──────── Task material

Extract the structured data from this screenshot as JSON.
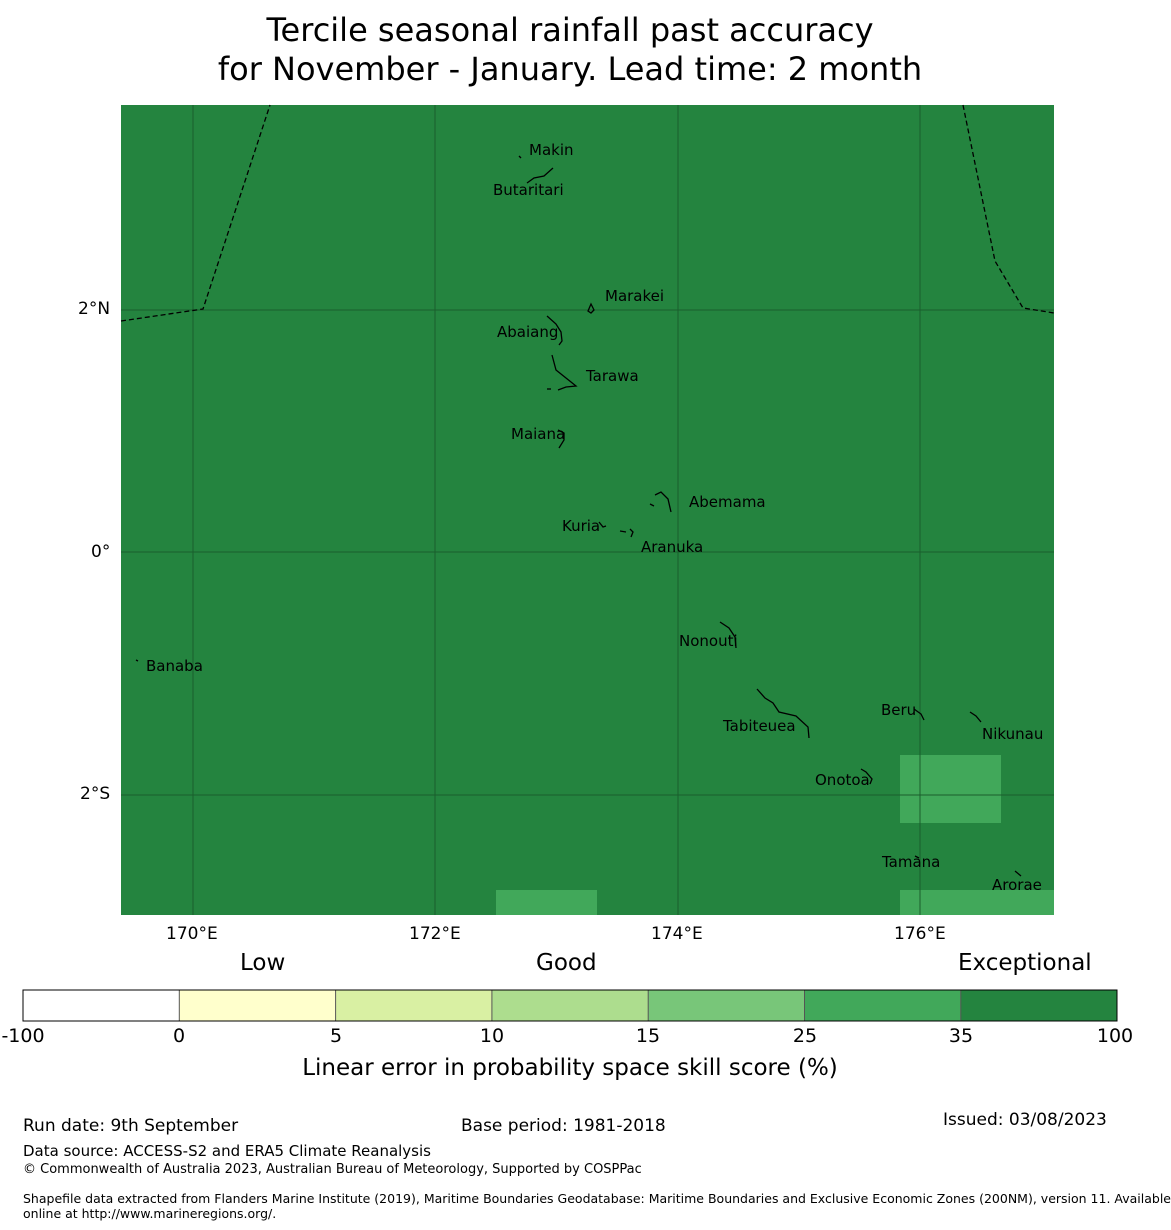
{
  "title": {
    "line1": "Tercile seasonal rainfall past accuracy",
    "line2": "for November - January. Lead time: 2 month"
  },
  "map": {
    "background_color": "#24843f",
    "x_ticks": [
      "170°E",
      "172°E",
      "174°E",
      "176°E"
    ],
    "y_ticks": [
      "2°N",
      "0°",
      "2°S"
    ],
    "islands": [
      "Makin",
      "Butaritari",
      "Marakei",
      "Abaiang",
      "Tarawa",
      "Maiana",
      "Abemama",
      "Kuria",
      "Aranuka",
      "Nonouti",
      "Banaba",
      "Beru",
      "Nikunau",
      "Tabiteuea",
      "Onotoa",
      "Tamana",
      "Arorae"
    ]
  },
  "colorbar": {
    "category_labels": [
      "Low",
      "Good",
      "Exceptional"
    ],
    "ticks": [
      "-100",
      "0",
      "5",
      "10",
      "15",
      "25",
      "35",
      "100"
    ],
    "colors": [
      "#ffffff",
      "#ffffcc",
      "#d9f0a3",
      "#addd8e",
      "#78c679",
      "#41a85a",
      "#24843f"
    ],
    "label": "Linear error in probability space skill score (%)"
  },
  "footer": {
    "run_date": "Run date: 9th September",
    "base_period": "Base period: 1981-2018",
    "issued": "Issued: 03/08/2023",
    "data_source": "Data source: ACCESS-S2 and ERA5 Climate Reanalysis",
    "copyright": "© Commonwealth of Australia 2023, Australian Bureau of Meteorology, Supported by COSPPac",
    "shapefile_line1": "Shapefile data extracted from Flanders Marine Institute (2019), Maritime Boundaries Geodatabase: Maritime Boundaries and Exclusive Economic Zones (200NM), version 11. Available",
    "shapefile_line2": "online at http://www.marineregions.org/."
  }
}
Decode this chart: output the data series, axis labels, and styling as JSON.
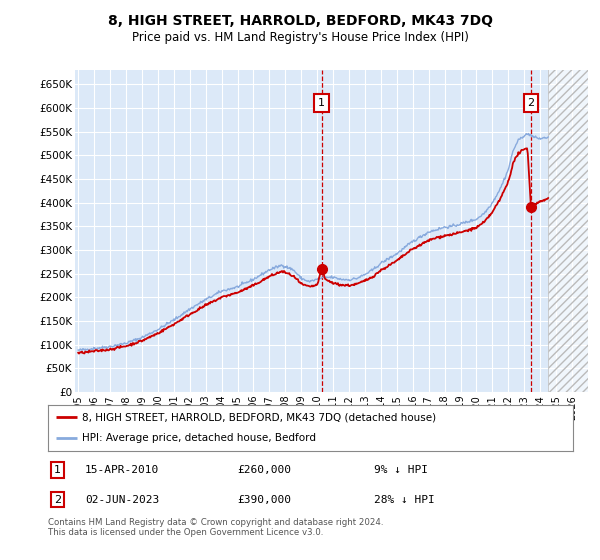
{
  "title": "8, HIGH STREET, HARROLD, BEDFORD, MK43 7DQ",
  "subtitle": "Price paid vs. HM Land Registry's House Price Index (HPI)",
  "xlabel": "",
  "ylabel": "",
  "ylim": [
    0,
    680000
  ],
  "yticks": [
    0,
    50000,
    100000,
    150000,
    200000,
    250000,
    300000,
    350000,
    400000,
    450000,
    500000,
    550000,
    600000,
    650000
  ],
  "ytick_labels": [
    "£0",
    "£50K",
    "£100K",
    "£150K",
    "£200K",
    "£250K",
    "£300K",
    "£350K",
    "£400K",
    "£450K",
    "£500K",
    "£550K",
    "£600K",
    "£650K"
  ],
  "background_color": "#dce9f8",
  "plot_bg_color": "#dce9f8",
  "grid_color": "#ffffff",
  "red_color": "#cc0000",
  "blue_color": "#88aadd",
  "marker1_year": 2010.29,
  "marker1_price": 260000,
  "marker2_year": 2023.42,
  "marker2_price": 390000,
  "legend_label_red": "8, HIGH STREET, HARROLD, BEDFORD, MK43 7DQ (detached house)",
  "legend_label_blue": "HPI: Average price, detached house, Bedford",
  "annotation1_date": "15-APR-2010",
  "annotation1_price": "£260,000",
  "annotation1_pct": "9% ↓ HPI",
  "annotation2_date": "02-JUN-2023",
  "annotation2_price": "£390,000",
  "annotation2_pct": "28% ↓ HPI",
  "footnote": "Contains HM Land Registry data © Crown copyright and database right 2024.\nThis data is licensed under the Open Government Licence v3.0.",
  "hatch_start_year": 2024.5,
  "hatch_end_year": 2027.0,
  "xlim_left": 1994.8,
  "xlim_right": 2027.0
}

────────────────

** Exercise prompt **
Check each line above for the string "HIGH" and report how many lines have it, giving only the number.

** Exercise solution **
2